** Task details **
Copy nothing but the text: repeat each entry exactly and drop the images.

** Record list **
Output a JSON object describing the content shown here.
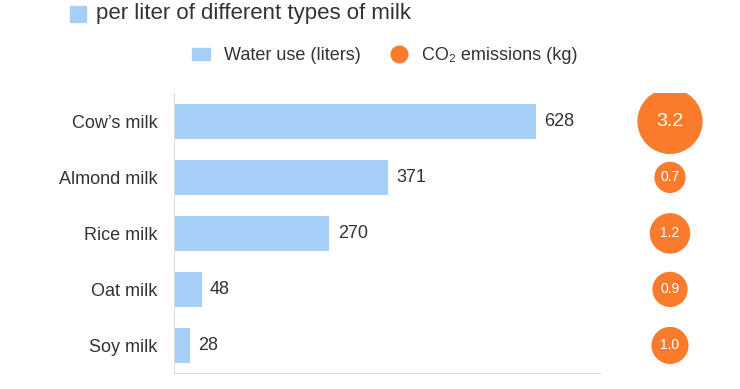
{
  "chart_data": {
    "type": "bar",
    "orientation": "horizontal",
    "title": "per liter of different types of milk",
    "categories": [
      "Cow’s milk",
      "Almond milk",
      "Rice milk",
      "Oat milk",
      "Soy milk"
    ],
    "series": [
      {
        "name": "Water use (liters)",
        "type": "bar",
        "color": "#a5cff7",
        "values": [
          628,
          371,
          270,
          48,
          28
        ]
      },
      {
        "name": "CO₂ emissions (kg)",
        "type": "scatter",
        "marker": "o",
        "color": "#fa7b2c",
        "values": [
          3.2,
          0.7,
          1.2,
          0.9,
          1.0
        ]
      }
    ],
    "xlim": [
      0,
      740
    ],
    "xticks": [],
    "data_labels": true,
    "tick_labels": "y",
    "legend": "upper center",
    "grid": false
  }
}
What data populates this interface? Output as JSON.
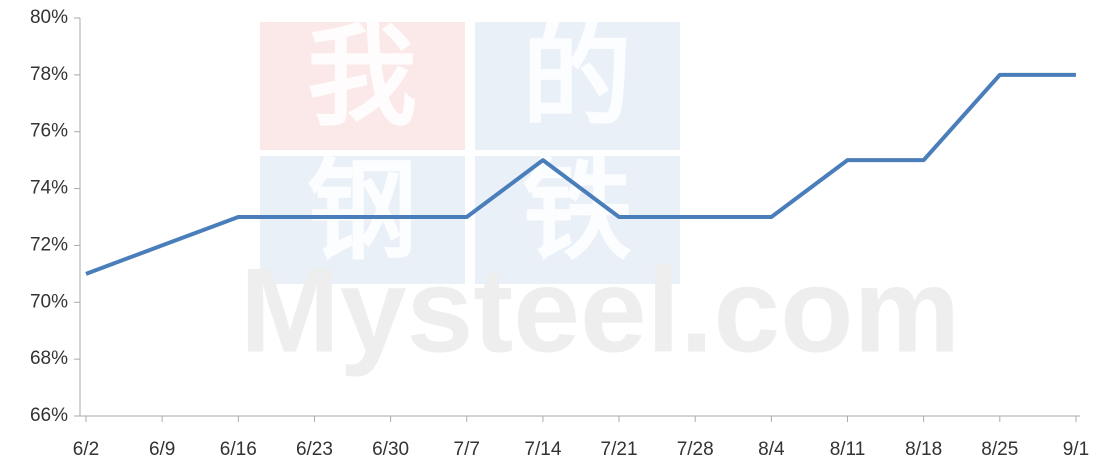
{
  "chart_data": {
    "type": "line",
    "categories": [
      "6/2",
      "6/9",
      "6/16",
      "6/23",
      "6/30",
      "7/7",
      "7/14",
      "7/21",
      "7/28",
      "8/4",
      "8/11",
      "8/18",
      "8/25",
      "9/1"
    ],
    "series": [
      {
        "color": "#4a7ebb",
        "values": [
          71,
          72,
          73,
          73,
          73,
          73,
          75,
          73,
          73,
          73,
          75,
          75,
          78,
          78
        ]
      }
    ],
    "ylim": [
      66,
      80
    ],
    "yticks": [
      {
        "value": 66,
        "label": "66%"
      },
      {
        "value": 68,
        "label": "68%"
      },
      {
        "value": 70,
        "label": "70%"
      },
      {
        "value": 72,
        "label": "72%"
      },
      {
        "value": 74,
        "label": "74%"
      },
      {
        "value": 76,
        "label": "76%"
      },
      {
        "value": 78,
        "label": "78%"
      },
      {
        "value": 80,
        "label": "80%"
      }
    ],
    "grid": false,
    "watermark_chars": [
      "我",
      "的",
      "钢",
      "铁"
    ],
    "watermark_text": "Mysteel.com"
  }
}
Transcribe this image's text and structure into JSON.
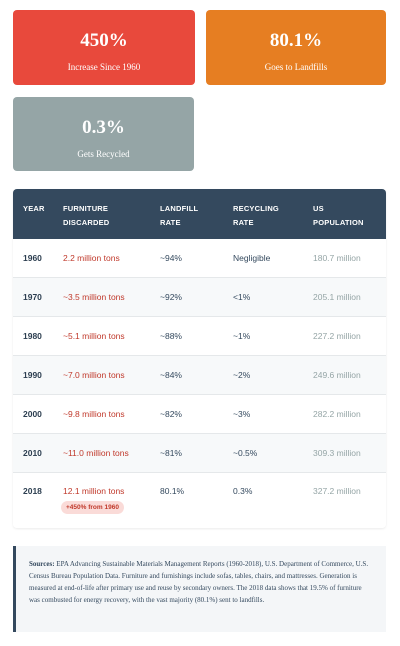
{
  "cards": [
    {
      "value": "450%",
      "label": "Increase Since 1960",
      "color": "#e8493c"
    },
    {
      "value": "80.1%",
      "label": "Goes to Landfills",
      "color": "#e67e22"
    },
    {
      "value": "0.3%",
      "label": "Gets Recycled",
      "color": "#95a5a6"
    }
  ],
  "chart_data": {
    "type": "table",
    "columns": [
      "YEAR",
      "FURNITURE DISCARDED",
      "LANDFILL RATE",
      "RECYCLING RATE",
      "US POPULATION"
    ],
    "rows": [
      {
        "year": "1960",
        "discarded": "2.2 million tons",
        "landfill": "~94%",
        "recycling": "Negligible",
        "population": "180.7 million"
      },
      {
        "year": "1970",
        "discarded": "~3.5 million tons",
        "landfill": "~92%",
        "recycling": "<1%",
        "population": "205.1 million"
      },
      {
        "year": "1980",
        "discarded": "~5.1 million tons",
        "landfill": "~88%",
        "recycling": "~1%",
        "population": "227.2 million"
      },
      {
        "year": "1990",
        "discarded": "~7.0 million tons",
        "landfill": "~84%",
        "recycling": "~2%",
        "population": "249.6 million"
      },
      {
        "year": "2000",
        "discarded": "~9.8 million tons",
        "landfill": "~82%",
        "recycling": "~3%",
        "population": "282.2 million"
      },
      {
        "year": "2010",
        "discarded": "~11.0 million tons",
        "landfill": "~81%",
        "recycling": "~0.5%",
        "population": "309.3 million"
      },
      {
        "year": "2018",
        "discarded": "12.1 million tons",
        "landfill": "80.1%",
        "recycling": "0.3%",
        "population": "327.2 million",
        "badge": "+450% from 1960"
      }
    ]
  },
  "header": {
    "year": "YEAR",
    "discarded_1": "FURNITURE",
    "discarded_2": "DISCARDED",
    "landfill_1": "LANDFILL",
    "landfill_2": "RATE",
    "recycling_1": "RECYCLING",
    "recycling_2": "RATE",
    "population_1": "US",
    "population_2": "POPULATION"
  },
  "notes": {
    "label": "Sources:",
    "text": " EPA Advancing Sustainable Materials Management Reports (1960-2018), U.S. Department of Commerce, U.S. Census Bureau Population Data. Furniture and furnishings include sofas, tables, chairs, and mattresses. Generation is measured at end-of-life after primary use and reuse by secondary owners. The 2018 data shows that 19.5% of furniture was combusted for energy recovery, with the vast majority (80.1%) sent to landfills."
  }
}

** Exercise output **
Output a JSON object describing the content shown here.
{
  "chart_data": {
    "type": "bar",
    "orientation": "horizontal",
    "title": "per liter of different types of milk",
    "categories": [
      "Cow’s milk",
      "Almond milk",
      "Rice milk",
      "Oat milk",
      "Soy milk"
    ],
    "series": [
      {
        "name": "Water use (liters)",
        "type": "bar",
        "color": "#a5cff7",
        "values": [
          628,
          371,
          270,
          48,
          28
        ]
      },
      {
        "name": "CO₂ emissions (kg)",
        "type": "scatter",
        "marker": "o",
        "color": "#fa7b2c",
        "values": [
          3.2,
          0.7,
          1.2,
          0.9,
          1.0
        ]
      }
    ],
    "xlim": [
      0,
      740
    ],
    "xticks": [],
    "data_labels": true,
    "tick_labels": "y",
    "legend": "upper center",
    "grid": false
  }
}
What data populates this interface? Output as JSON.
{
  "chart_data": {
    "type": "line",
    "categories": [
      "6/2",
      "6/9",
      "6/16",
      "6/23",
      "6/30",
      "7/7",
      "7/14",
      "7/21",
      "7/28",
      "8/4",
      "8/11",
      "8/18",
      "8/25",
      "9/1"
    ],
    "series": [
      {
        "color": "#4a7ebb",
        "values": [
          71,
          72,
          73,
          73,
          73,
          73,
          75,
          73,
          73,
          73,
          75,
          75,
          78,
          78
        ]
      }
    ],
    "ylim": [
      66,
      80
    ],
    "yticks": [
      {
        "value": 66,
        "label": "66%"
      },
      {
        "value": 68,
        "label": "68%"
      },
      {
        "value": 70,
        "label": "70%"
      },
      {
        "value": 72,
        "label": "72%"
      },
      {
        "value": 74,
        "label": "74%"
      },
      {
        "value": 76,
        "label": "76%"
      },
      {
        "value": 78,
        "label": "78%"
      },
      {
        "value": 80,
        "label": "80%"
      }
    ],
    "grid": false,
    "watermark_chars": [
      "我",
      "的",
      "钢",
      "铁"
    ],
    "watermark_text": "Mysteel.com"
  }
}
Transcribe this image's text and structure into JSON.
{
  "cards": [
    {
      "value": "450%",
      "label": "Increase Since 1960",
      "color": "#e8493c"
    },
    {
      "value": "80.1%",
      "label": "Goes to Landfills",
      "color": "#e67e22"
    },
    {
      "value": "0.3%",
      "label": "Gets Recycled",
      "color": "#95a5a6"
    }
  ],
  "chart_data": {
    "type": "table",
    "columns": [
      "YEAR",
      "FURNITURE DISCARDED",
      "LANDFILL RATE",
      "RECYCLING RATE",
      "US POPULATION"
    ],
    "rows": [
      {
        "year": "1960",
        "discarded": "2.2 million tons",
        "landfill": "~94%",
        "recycling": "Negligible",
        "population": "180.7 million"
      },
      {
        "year": "1970",
        "discarded": "~3.5 million tons",
        "landfill": "~92%",
        "recycling": "<1%",
        "population": "205.1 million"
      },
      {
        "year": "1980",
        "discarded": "~5.1 million tons",
        "landfill": "~88%",
        "recycling": "~1%",
        "population": "227.2 million"
      },
      {
        "year": "1990",
        "discarded": "~7.0 million tons",
        "landfill": "~84%",
        "recycling": "~2%",
        "population": "249.6 million"
      },
      {
        "year": "2000",
        "discarded": "~9.8 million tons",
        "landfill": "~82%",
        "recycling": "~3%",
        "population": "282.2 million"
      },
      {
        "year": "2010",
        "discarded": "~11.0 million tons",
        "landfill": "~81%",
        "recycling": "~0.5%",
        "population": "309.3 million"
      },
      {
        "year": "2018",
        "discarded": "12.1 million tons",
        "landfill": "80.1%",
        "recycling": "0.3%",
        "population": "327.2 million",
        "badge": "+450% from 1960"
      }
    ]
  },
  "header": {
    "year": "YEAR",
    "discarded_1": "FURNITURE",
    "discarded_2": "DISCARDED",
    "landfill_1": "LANDFILL",
    "landfill_2": "RATE",
    "recycling_1": "RECYCLING",
    "recycling_2": "RATE",
    "population_1": "US",
    "population_2": "POPULATION"
  },
  "notes": {
    "label": "Sources:",
    "text": " EPA Advancing Sustainable Materials Management Reports (1960-2018), U.S. Department of Commerce, U.S. Census Bureau Population Data. Furniture and furnishings include sofas, tables, chairs, and mattresses. Generation is measured at end-of-life after primary use and reuse by secondary owners. The 2018 data shows that 19.5% of furniture was combusted for energy recovery, with the vast majority (80.1%) sent to landfills."
  }
}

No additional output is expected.